## OBJECTIVES
[1] Using only the passage on Iran, decide whether each statement below agrees with it. Answer yes or no for each, and quote the words of the passage that settle it.
(a) Iran has presented itself as a revolutionary, radical force for more than forty years.
(b) During the 2011 Arab Spring, Iran cheered on uprisings in Egypt, Bahrain and Libya.
(c) The protests known as the Green Movement took place in 2011.
[2] Write out the stretch of the passage on Iran from "But over the" through "at regime opponents.", switching "Arab Spring" to "Arab uprisings".

***** TEXT EXCERPT

Iraqi demonstrators chant slogans during an ongoing anti-government protest, in Baghdad, Iraq, November 5, 2019 (Reuters)
For more
than forty years Iran has billed itself as a revolutionary, radical force,
vowing to upend the staid and corrupt order of the Middle East. Its
pillars—including Supreme Leader Ali Khamenei—adopted
not only the rhetoric of political Islam, but also the slogans of the leftist
liberation movements that were fervent in the 1970s, railing against
conservative fatcats.
But over the last fifteen years so, as Iran became a significant geopolitical force in the Middle East, the gap between its revolutionary posture and its actions have widened. Its hypocrisy first came into glaring view during the 2011 Arab Spring, when it cheered on uprisings against ruling regimes in Egypt, Bahrain and Libya, only to crush a renewal of protests in Iran under the banner of the 2009 post-election protests known as the Green Movement. And when young men and women took to the streets of its ally Syria, Tehran dispatched death squads to aid Bashar al-Assad and his Russian patron in a years-long campaign of mass murder directed at regime opponents.

**********
***** DATASET EXTRACT

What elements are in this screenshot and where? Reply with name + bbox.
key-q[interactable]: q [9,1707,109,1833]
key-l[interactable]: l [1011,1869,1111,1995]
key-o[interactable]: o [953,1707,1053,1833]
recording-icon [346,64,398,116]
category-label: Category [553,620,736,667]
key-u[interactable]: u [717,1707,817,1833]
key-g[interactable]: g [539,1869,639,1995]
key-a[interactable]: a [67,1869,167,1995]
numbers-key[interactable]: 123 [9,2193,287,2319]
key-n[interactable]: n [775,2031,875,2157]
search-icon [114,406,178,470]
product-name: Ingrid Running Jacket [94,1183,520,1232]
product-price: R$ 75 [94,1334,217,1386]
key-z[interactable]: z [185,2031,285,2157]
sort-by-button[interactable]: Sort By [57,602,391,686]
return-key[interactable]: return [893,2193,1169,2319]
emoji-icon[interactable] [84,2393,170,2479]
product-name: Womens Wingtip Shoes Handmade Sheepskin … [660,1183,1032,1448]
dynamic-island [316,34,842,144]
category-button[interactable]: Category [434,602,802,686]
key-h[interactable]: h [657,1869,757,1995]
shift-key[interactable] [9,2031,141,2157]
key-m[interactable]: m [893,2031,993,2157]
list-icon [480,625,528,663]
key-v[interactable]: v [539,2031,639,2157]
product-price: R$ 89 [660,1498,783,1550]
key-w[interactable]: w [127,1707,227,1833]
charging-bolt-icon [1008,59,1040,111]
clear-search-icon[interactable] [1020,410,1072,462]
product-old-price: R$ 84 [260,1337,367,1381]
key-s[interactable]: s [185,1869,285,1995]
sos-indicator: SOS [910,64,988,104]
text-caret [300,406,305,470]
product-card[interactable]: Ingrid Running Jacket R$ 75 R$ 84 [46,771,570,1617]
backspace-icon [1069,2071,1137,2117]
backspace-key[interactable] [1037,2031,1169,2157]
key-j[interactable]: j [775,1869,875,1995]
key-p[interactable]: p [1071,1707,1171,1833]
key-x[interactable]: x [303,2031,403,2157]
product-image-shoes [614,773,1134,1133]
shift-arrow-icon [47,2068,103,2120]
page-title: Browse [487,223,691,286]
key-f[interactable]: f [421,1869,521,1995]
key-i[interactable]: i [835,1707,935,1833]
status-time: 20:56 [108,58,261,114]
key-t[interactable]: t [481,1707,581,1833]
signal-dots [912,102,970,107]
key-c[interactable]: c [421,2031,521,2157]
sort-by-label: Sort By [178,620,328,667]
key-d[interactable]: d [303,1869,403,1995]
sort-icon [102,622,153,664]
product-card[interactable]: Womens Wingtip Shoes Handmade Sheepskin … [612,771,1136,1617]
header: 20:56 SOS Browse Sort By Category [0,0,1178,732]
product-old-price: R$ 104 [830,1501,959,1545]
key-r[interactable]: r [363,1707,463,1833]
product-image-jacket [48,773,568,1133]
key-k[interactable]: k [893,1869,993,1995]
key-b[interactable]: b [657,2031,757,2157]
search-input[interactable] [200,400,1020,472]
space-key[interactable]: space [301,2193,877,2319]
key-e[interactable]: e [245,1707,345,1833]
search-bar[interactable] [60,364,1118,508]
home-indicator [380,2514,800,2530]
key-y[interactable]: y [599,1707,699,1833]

**********

## RESULTS OF THE TASKS
[1]
(a) Yes: "For more than forty years Iran has billed itself as a revolutionary, radical force"
(b) Yes: "during the 2011 Arab Spring, when it cheered on uprisings against ruling regimes in Egypt, Bahrain and Libya"
(c) No: "the 2009 post-election protests known as the Green Movement"

[2]
But over the last fifteen years so, as Iran became a significant geopolitical force in the Middle East, the gap between its revolutionary posture and its actions have widened. Its hypocrisy first came into glaring view during the 2011 Arab uprisings, when it cheered on uprisings against ruling regimes in Egypt, Bahrain and Libya, only to crush a renewal of protests in Iran under the banner of the 2009 post-election protests known as the Green Movement. And when young men and women took to the streets of its ally Syria, Tehran dispatched death squads to aid Bashar al-Assad and his Russian patron in a years-long campaign of mass murder directed at regime opponents.